[START OF Records for this exercise]
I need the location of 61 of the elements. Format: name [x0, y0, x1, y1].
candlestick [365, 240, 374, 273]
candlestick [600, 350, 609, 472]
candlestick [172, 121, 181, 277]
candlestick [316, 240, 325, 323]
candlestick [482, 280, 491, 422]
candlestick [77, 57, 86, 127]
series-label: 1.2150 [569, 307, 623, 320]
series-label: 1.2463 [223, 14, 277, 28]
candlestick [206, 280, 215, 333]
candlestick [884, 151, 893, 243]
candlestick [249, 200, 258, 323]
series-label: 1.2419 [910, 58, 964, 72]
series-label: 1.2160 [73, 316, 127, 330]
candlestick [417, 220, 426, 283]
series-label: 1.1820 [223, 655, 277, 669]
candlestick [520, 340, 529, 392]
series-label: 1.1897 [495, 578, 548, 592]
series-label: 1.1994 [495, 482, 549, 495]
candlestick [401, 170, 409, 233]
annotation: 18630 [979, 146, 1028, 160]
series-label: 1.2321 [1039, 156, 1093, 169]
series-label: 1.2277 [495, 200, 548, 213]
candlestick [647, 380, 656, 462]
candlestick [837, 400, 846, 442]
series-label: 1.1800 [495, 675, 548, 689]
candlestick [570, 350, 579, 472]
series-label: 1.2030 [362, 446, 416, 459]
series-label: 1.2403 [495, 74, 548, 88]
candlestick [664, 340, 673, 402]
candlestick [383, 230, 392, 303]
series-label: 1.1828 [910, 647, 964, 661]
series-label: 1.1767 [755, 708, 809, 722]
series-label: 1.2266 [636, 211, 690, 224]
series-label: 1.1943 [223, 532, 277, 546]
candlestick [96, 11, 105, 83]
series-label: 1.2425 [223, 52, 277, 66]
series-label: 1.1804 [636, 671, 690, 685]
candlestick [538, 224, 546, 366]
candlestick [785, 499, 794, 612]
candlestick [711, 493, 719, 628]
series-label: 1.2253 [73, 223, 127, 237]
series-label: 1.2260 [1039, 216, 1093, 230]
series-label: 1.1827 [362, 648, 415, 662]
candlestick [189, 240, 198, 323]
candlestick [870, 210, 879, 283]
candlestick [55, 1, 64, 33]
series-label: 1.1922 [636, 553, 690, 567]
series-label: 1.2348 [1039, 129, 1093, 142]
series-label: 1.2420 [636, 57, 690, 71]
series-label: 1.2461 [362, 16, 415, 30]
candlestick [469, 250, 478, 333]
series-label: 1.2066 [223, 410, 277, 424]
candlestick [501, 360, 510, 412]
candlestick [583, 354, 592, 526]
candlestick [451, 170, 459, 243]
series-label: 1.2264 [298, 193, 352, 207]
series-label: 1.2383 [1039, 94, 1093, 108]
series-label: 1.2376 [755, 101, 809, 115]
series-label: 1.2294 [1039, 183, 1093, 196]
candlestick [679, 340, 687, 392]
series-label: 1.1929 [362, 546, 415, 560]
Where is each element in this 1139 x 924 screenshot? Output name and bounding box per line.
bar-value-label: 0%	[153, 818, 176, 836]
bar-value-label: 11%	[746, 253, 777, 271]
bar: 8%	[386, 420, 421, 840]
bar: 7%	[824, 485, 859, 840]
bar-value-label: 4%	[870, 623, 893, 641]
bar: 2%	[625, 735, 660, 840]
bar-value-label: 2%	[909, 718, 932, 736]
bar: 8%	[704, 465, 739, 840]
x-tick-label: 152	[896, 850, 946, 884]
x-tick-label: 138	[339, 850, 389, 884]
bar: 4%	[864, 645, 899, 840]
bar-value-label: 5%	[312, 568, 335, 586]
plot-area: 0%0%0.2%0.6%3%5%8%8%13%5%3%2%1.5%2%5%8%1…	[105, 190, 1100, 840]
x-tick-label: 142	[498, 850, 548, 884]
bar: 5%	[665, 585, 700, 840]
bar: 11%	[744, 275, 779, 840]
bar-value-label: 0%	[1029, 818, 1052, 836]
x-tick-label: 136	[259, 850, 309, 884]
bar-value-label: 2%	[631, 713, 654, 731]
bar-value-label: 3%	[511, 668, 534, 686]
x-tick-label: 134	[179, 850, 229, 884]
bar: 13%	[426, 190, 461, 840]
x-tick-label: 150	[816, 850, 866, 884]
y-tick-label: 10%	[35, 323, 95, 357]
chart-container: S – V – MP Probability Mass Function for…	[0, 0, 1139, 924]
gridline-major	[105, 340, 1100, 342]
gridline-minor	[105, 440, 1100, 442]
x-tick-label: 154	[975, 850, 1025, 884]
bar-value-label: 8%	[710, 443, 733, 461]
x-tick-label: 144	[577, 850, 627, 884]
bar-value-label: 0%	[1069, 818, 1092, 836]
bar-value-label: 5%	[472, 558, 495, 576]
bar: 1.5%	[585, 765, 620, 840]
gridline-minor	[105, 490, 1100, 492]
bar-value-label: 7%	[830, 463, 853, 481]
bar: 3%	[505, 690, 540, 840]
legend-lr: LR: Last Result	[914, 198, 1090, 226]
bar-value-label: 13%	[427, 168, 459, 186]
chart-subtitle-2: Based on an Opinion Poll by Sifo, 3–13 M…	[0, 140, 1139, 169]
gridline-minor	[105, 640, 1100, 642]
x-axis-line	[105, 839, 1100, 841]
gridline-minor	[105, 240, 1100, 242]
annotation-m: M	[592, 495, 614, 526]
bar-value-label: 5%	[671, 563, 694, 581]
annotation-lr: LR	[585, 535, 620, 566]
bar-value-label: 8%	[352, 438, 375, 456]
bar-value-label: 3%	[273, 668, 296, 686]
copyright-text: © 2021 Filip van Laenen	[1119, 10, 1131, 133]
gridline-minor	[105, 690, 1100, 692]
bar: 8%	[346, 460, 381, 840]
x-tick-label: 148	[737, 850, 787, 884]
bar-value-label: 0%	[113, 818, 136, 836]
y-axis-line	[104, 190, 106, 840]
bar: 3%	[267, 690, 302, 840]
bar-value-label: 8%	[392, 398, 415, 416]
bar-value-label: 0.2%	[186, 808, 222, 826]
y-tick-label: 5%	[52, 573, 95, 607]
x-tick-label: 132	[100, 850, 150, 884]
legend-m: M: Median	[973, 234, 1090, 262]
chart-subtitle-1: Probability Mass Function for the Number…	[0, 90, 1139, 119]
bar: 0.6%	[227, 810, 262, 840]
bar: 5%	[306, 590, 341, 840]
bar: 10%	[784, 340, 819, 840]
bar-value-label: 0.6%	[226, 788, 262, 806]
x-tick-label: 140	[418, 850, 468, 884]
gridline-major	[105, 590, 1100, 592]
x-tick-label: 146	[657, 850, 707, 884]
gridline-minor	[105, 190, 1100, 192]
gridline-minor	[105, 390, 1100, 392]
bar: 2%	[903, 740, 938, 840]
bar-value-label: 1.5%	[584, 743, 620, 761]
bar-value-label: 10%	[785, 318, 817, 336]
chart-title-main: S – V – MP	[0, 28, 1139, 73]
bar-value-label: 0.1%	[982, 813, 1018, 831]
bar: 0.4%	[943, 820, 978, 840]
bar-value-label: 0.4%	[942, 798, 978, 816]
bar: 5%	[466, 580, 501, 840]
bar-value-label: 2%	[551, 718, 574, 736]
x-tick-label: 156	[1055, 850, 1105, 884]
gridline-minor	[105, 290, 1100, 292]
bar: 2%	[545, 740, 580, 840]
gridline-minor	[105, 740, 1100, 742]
[END OF Records for this exercise]
→ **Instructions for the task**:
Duplicate every one of the rows above line for line, without changing a single character.

→ **Worked solution**:
I need the location of 61 of the elements. Format: name [x0, y0, x1, y1].
candlestick [365, 240, 374, 273]
candlestick [600, 350, 609, 472]
candlestick [172, 121, 181, 277]
candlestick [316, 240, 325, 323]
candlestick [482, 280, 491, 422]
candlestick [77, 57, 86, 127]
series-label: 1.2150 [569, 307, 623, 320]
series-label: 1.2463 [223, 14, 277, 28]
candlestick [206, 280, 215, 333]
candlestick [884, 151, 893, 243]
candlestick [249, 200, 258, 323]
series-label: 1.2419 [910, 58, 964, 72]
series-label: 1.2160 [73, 316, 127, 330]
candlestick [417, 220, 426, 283]
series-label: 1.1820 [223, 655, 277, 669]
candlestick [520, 340, 529, 392]
series-label: 1.1897 [495, 578, 548, 592]
series-label: 1.1994 [495, 482, 549, 495]
candlestick [401, 170, 409, 233]
annotation: 18630 [979, 146, 1028, 160]
series-label: 1.2321 [1039, 156, 1093, 169]
series-label: 1.2277 [495, 200, 548, 213]
candlestick [647, 380, 656, 462]
candlestick [837, 400, 846, 442]
series-label: 1.1800 [495, 675, 548, 689]
candlestick [570, 350, 579, 472]
series-label: 1.2030 [362, 446, 416, 459]
series-label: 1.2403 [495, 74, 548, 88]
candlestick [664, 340, 673, 402]
candlestick [383, 230, 392, 303]
series-label: 1.1828 [910, 647, 964, 661]
series-label: 1.1767 [755, 708, 809, 722]
series-label: 1.2266 [636, 211, 690, 224]
series-label: 1.1943 [223, 532, 277, 546]
candlestick [96, 11, 105, 83]
series-label: 1.2425 [223, 52, 277, 66]
series-label: 1.1804 [636, 671, 690, 685]
candlestick [538, 224, 546, 366]
candlestick [785, 499, 794, 612]
candlestick [711, 493, 719, 628]
series-label: 1.2253 [73, 223, 127, 237]
series-label: 1.2260 [1039, 216, 1093, 230]
series-label: 1.1827 [362, 648, 415, 662]
candlestick [189, 240, 198, 323]
candlestick [870, 210, 879, 283]
candlestick [55, 1, 64, 33]
series-label: 1.1922 [636, 553, 690, 567]
series-label: 1.2348 [1039, 129, 1093, 142]
series-label: 1.2420 [636, 57, 690, 71]
series-label: 1.2461 [362, 16, 415, 30]
candlestick [469, 250, 478, 333]
series-label: 1.2066 [223, 410, 277, 424]
candlestick [501, 360, 510, 412]
candlestick [583, 354, 592, 526]
candlestick [451, 170, 459, 243]
series-label: 1.2264 [298, 193, 352, 207]
series-label: 1.2383 [1039, 94, 1093, 108]
series-label: 1.2376 [755, 101, 809, 115]
series-label: 1.2294 [1039, 183, 1093, 196]
candlestick [679, 340, 687, 392]
series-label: 1.1929 [362, 546, 415, 560]
Where is each element in this 1139 x 924 screenshot? Output name and bounding box per line.
bar-value-label: 0%	[153, 818, 176, 836]
bar-value-label: 11%	[746, 253, 777, 271]
bar: 8%	[386, 420, 421, 840]
bar: 7%	[824, 485, 859, 840]
bar-value-label: 4%	[870, 623, 893, 641]
bar: 2%	[625, 735, 660, 840]
bar-value-label: 2%	[909, 718, 932, 736]
bar: 8%	[704, 465, 739, 840]
x-tick-label: 152	[896, 850, 946, 884]
x-tick-label: 138	[339, 850, 389, 884]
bar: 4%	[864, 645, 899, 840]
bar-value-label: 5%	[312, 568, 335, 586]
plot-area: 0%0%0.2%0.6%3%5%8%8%13%5%3%2%1.5%2%5%8%1…	[105, 190, 1100, 840]
x-tick-label: 142	[498, 850, 548, 884]
bar: 5%	[665, 585, 700, 840]
bar: 11%	[744, 275, 779, 840]
bar-value-label: 0%	[1029, 818, 1052, 836]
x-tick-label: 136	[259, 850, 309, 884]
bar-value-label: 2%	[631, 713, 654, 731]
bar-value-label: 3%	[511, 668, 534, 686]
x-tick-label: 134	[179, 850, 229, 884]
bar: 13%	[426, 190, 461, 840]
x-tick-label: 150	[816, 850, 866, 884]
y-tick-label: 10%	[35, 323, 95, 357]
chart-container: S – V – MP Probability Mass Function for…	[0, 0, 1139, 924]
gridline-major	[105, 340, 1100, 342]
gridline-minor	[105, 440, 1100, 442]
x-tick-label: 154	[975, 850, 1025, 884]
bar-value-label: 8%	[710, 443, 733, 461]
x-tick-label: 144	[577, 850, 627, 884]
bar-value-label: 0%	[1069, 818, 1092, 836]
bar-value-label: 5%	[472, 558, 495, 576]
bar: 1.5%	[585, 765, 620, 840]
gridline-minor	[105, 490, 1100, 492]
bar-value-label: 7%	[830, 463, 853, 481]
bar: 3%	[505, 690, 540, 840]
legend-lr: LR: Last Result	[914, 198, 1090, 226]
bar-value-label: 13%	[427, 168, 459, 186]
chart-subtitle-2: Based on an Opinion Poll by Sifo, 3–13 M…	[0, 140, 1139, 169]
gridline-minor	[105, 640, 1100, 642]
x-axis-line	[105, 839, 1100, 841]
gridline-minor	[105, 240, 1100, 242]
annotation-m: M	[592, 495, 614, 526]
bar-value-label: 5%	[671, 563, 694, 581]
annotation-lr: LR	[585, 535, 620, 566]
bar-value-label: 8%	[352, 438, 375, 456]
bar-value-label: 3%	[273, 668, 296, 686]
copyright-text: © 2021 Filip van Laenen	[1119, 10, 1131, 133]
gridline-minor	[105, 690, 1100, 692]
bar: 8%	[346, 460, 381, 840]
x-tick-label: 148	[737, 850, 787, 884]
bar-value-label: 0%	[113, 818, 136, 836]
y-axis-line	[104, 190, 106, 840]
bar: 3%	[267, 690, 302, 840]
bar-value-label: 8%	[392, 398, 415, 416]
bar-value-label: 0.2%	[186, 808, 222, 826]
y-tick-label: 5%	[52, 573, 95, 607]
x-tick-label: 132	[100, 850, 150, 884]
legend-m: M: Median	[973, 234, 1090, 262]
chart-subtitle-1: Probability Mass Function for the Number…	[0, 90, 1139, 119]
bar: 0.6%	[227, 810, 262, 840]
bar: 5%	[306, 590, 341, 840]
bar: 10%	[784, 340, 819, 840]
bar-value-label: 0.6%	[226, 788, 262, 806]
x-tick-label: 140	[418, 850, 468, 884]
gridline-major	[105, 590, 1100, 592]
x-tick-label: 146	[657, 850, 707, 884]
gridline-minor	[105, 190, 1100, 192]
gridline-minor	[105, 390, 1100, 392]
bar: 2%	[903, 740, 938, 840]
bar-value-label: 1.5%	[584, 743, 620, 761]
bar-value-label: 10%	[785, 318, 817, 336]
chart-title-main: S – V – MP	[0, 28, 1139, 73]
bar-value-label: 0.1%	[982, 813, 1018, 831]
bar: 0.4%	[943, 820, 978, 840]
bar-value-label: 0.4%	[942, 798, 978, 816]
bar: 5%	[466, 580, 501, 840]
bar-value-label: 2%	[551, 718, 574, 736]
x-tick-label: 156	[1055, 850, 1105, 884]
gridline-minor	[105, 290, 1100, 292]
bar: 2%	[545, 740, 580, 840]
gridline-minor	[105, 740, 1100, 742]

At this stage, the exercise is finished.